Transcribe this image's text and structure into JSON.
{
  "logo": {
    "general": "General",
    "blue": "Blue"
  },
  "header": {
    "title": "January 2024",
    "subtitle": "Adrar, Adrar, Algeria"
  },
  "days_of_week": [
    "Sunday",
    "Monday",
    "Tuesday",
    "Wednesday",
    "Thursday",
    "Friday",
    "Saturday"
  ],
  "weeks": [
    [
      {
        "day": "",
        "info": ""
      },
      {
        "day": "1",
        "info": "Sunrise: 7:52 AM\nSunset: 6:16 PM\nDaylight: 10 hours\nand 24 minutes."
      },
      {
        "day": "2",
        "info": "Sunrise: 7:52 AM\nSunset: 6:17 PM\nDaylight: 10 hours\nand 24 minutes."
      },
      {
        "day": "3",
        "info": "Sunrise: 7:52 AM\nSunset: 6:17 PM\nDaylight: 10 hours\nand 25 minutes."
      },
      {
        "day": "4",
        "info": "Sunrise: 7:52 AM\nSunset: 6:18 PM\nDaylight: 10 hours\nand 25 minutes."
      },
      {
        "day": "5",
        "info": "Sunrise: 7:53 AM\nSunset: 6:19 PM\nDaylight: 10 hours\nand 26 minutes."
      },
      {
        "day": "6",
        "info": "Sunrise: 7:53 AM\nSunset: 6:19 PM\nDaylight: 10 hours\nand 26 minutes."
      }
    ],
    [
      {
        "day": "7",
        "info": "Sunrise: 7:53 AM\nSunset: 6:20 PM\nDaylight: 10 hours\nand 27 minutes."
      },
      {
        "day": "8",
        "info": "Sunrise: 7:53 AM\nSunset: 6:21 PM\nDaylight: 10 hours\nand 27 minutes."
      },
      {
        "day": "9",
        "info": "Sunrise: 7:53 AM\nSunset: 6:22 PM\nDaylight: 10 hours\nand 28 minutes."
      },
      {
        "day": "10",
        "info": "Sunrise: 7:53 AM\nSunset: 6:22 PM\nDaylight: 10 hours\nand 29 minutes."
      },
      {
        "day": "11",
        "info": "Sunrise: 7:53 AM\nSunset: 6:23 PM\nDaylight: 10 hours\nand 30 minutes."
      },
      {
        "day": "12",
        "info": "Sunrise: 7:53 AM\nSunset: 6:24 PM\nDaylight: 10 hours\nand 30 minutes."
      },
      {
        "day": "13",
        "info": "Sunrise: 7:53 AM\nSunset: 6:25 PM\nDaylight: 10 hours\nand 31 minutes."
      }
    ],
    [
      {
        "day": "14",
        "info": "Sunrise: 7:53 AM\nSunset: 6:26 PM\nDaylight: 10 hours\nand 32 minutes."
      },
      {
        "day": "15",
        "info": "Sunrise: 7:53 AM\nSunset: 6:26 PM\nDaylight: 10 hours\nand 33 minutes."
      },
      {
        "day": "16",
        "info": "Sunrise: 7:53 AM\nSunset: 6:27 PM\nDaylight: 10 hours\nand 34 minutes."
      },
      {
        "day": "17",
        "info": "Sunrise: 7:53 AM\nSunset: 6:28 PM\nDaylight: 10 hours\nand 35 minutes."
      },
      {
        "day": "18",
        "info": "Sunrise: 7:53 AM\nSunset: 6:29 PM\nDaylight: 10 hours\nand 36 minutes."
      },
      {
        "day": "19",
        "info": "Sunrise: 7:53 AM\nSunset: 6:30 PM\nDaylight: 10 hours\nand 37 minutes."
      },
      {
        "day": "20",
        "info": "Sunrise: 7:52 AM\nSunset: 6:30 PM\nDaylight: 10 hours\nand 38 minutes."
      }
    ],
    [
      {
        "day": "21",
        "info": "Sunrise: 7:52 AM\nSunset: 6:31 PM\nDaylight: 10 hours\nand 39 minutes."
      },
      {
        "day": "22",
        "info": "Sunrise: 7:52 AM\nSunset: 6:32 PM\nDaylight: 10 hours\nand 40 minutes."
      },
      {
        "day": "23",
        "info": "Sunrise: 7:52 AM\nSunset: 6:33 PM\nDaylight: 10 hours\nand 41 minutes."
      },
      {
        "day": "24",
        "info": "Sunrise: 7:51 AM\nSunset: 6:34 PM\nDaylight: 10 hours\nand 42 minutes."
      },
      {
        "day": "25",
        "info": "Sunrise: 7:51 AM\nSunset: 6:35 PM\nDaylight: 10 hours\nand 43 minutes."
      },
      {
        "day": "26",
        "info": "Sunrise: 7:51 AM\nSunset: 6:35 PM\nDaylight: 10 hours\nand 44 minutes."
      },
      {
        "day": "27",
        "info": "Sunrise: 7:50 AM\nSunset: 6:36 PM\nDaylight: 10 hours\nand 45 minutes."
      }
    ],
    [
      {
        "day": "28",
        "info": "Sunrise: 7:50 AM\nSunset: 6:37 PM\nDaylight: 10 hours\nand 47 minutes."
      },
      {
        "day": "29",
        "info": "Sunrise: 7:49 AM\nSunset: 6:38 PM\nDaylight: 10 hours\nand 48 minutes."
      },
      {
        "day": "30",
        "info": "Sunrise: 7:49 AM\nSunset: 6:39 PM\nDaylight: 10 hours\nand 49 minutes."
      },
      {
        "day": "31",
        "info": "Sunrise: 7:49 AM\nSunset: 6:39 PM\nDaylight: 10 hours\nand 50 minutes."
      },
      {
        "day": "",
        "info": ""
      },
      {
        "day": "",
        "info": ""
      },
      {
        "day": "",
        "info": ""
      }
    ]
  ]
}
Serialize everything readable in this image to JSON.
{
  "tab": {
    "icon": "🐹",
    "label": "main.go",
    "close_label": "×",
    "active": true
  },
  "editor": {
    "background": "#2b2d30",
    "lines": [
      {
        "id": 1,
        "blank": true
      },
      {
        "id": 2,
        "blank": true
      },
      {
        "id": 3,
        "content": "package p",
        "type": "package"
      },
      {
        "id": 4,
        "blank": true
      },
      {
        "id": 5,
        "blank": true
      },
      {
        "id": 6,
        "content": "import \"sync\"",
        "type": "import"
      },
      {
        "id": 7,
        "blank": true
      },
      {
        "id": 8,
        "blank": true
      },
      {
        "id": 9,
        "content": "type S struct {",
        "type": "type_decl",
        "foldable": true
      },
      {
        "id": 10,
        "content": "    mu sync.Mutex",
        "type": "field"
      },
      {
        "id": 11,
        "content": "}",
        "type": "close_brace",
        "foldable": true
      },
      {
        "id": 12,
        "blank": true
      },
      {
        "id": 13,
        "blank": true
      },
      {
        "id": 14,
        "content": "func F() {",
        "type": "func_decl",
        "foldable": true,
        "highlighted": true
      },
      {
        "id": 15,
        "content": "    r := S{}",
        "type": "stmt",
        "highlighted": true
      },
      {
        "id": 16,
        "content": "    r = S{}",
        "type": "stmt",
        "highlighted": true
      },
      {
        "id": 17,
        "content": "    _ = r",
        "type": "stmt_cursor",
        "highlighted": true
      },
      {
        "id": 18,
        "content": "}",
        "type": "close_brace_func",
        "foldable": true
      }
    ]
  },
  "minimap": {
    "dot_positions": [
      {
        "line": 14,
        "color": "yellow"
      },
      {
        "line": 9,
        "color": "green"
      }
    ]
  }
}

────────────────────

What you should do: Go over the records above and tally the lines with the word "type" in them. Give the number alone.

Task output: 11